Your task is to copy every line of the records below that contains "Benford".
>> Begin
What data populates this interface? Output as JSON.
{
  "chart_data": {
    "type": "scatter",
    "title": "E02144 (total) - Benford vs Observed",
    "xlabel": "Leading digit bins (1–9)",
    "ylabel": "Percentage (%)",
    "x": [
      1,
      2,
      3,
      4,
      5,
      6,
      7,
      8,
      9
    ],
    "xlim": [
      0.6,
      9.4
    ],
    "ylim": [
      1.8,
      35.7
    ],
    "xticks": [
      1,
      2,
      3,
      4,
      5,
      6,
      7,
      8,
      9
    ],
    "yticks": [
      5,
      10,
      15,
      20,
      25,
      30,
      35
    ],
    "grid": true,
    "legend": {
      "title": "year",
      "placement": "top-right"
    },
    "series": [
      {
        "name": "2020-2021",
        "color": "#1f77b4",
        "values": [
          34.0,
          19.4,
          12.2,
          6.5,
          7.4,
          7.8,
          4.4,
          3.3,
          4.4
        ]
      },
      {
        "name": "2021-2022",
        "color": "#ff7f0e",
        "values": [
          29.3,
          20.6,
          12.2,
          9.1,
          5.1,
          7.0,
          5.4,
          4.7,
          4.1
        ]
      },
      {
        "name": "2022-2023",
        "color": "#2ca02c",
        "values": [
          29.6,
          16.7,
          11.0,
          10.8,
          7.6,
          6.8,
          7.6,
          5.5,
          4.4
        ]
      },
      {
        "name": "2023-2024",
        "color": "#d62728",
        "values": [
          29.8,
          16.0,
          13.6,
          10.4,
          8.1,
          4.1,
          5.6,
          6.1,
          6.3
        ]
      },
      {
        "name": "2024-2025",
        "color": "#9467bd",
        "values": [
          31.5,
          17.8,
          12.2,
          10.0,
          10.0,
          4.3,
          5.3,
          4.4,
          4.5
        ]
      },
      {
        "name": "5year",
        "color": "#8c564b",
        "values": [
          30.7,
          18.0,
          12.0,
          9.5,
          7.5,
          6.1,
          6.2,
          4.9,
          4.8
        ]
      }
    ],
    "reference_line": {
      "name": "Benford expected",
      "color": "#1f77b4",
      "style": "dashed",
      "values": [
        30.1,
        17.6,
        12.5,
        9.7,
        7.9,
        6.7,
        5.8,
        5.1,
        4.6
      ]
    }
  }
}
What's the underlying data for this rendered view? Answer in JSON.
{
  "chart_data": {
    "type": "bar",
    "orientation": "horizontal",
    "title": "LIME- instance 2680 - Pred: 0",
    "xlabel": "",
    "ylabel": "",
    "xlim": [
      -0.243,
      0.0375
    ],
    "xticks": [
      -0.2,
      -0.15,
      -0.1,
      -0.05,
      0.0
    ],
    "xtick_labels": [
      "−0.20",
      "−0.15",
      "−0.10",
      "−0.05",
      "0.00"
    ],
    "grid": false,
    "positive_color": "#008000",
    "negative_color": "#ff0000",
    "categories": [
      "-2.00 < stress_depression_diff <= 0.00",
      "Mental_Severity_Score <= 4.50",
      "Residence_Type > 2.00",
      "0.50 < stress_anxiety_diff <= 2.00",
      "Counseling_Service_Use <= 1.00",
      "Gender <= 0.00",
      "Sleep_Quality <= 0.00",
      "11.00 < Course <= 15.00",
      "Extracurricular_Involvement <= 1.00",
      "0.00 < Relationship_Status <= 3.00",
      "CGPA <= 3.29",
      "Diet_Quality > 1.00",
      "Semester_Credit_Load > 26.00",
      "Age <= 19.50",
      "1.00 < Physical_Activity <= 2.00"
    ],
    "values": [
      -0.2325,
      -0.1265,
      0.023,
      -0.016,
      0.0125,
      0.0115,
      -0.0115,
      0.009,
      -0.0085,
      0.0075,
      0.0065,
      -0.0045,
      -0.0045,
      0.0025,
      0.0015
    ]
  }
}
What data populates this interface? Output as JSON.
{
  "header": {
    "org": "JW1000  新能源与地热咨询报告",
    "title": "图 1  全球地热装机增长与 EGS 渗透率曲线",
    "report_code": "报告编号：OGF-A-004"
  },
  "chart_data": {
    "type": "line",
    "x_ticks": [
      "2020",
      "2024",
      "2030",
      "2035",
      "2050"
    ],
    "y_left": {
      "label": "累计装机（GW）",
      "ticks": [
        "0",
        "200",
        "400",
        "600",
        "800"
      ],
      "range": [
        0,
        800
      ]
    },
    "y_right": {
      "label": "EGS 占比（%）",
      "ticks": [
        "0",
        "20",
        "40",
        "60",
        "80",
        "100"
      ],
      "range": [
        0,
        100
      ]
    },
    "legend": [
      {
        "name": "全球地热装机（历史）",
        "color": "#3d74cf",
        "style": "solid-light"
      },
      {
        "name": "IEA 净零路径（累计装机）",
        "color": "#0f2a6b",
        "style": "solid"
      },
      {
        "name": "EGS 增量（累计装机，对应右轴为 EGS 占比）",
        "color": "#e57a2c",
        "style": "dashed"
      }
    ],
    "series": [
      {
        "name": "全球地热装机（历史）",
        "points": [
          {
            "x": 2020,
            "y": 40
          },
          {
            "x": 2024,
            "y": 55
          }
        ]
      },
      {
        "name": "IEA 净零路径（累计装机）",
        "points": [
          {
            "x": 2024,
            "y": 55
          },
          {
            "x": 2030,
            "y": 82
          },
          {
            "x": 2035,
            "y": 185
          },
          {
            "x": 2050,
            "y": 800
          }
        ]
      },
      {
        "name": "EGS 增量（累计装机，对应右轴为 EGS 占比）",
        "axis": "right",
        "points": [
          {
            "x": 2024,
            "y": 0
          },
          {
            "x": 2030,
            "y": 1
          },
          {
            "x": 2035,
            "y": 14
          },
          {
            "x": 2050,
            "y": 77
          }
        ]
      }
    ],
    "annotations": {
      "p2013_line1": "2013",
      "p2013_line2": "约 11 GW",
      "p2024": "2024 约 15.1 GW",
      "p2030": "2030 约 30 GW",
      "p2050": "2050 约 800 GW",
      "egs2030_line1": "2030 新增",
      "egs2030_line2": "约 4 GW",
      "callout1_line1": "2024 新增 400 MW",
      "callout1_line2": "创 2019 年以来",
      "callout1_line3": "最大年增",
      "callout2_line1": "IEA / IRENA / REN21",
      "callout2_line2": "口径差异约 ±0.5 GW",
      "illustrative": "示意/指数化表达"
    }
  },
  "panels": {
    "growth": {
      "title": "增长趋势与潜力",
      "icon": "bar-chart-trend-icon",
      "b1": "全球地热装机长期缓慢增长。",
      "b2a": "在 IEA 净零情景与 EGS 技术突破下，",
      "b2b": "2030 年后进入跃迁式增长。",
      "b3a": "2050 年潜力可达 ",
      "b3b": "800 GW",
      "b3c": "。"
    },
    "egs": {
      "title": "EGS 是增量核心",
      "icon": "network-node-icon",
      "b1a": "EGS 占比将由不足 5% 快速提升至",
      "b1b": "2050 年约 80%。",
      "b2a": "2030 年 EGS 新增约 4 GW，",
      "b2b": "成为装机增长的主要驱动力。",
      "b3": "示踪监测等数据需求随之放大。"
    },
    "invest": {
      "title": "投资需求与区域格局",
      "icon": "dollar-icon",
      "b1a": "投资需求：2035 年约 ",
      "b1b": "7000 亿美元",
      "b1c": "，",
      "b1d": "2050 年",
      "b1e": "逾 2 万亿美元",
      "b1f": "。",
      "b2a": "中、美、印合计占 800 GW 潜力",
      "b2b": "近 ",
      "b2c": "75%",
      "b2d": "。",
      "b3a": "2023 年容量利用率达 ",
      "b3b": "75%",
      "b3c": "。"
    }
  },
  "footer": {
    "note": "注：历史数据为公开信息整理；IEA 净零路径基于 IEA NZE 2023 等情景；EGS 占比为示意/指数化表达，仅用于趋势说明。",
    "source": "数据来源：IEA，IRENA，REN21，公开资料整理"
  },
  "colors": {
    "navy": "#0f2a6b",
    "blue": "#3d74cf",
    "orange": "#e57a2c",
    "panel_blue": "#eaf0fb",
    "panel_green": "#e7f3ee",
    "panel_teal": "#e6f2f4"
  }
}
>> End
Response below:
    "title": "E02144 (total) - Benford vs Observed",
      "name": "Benford expected",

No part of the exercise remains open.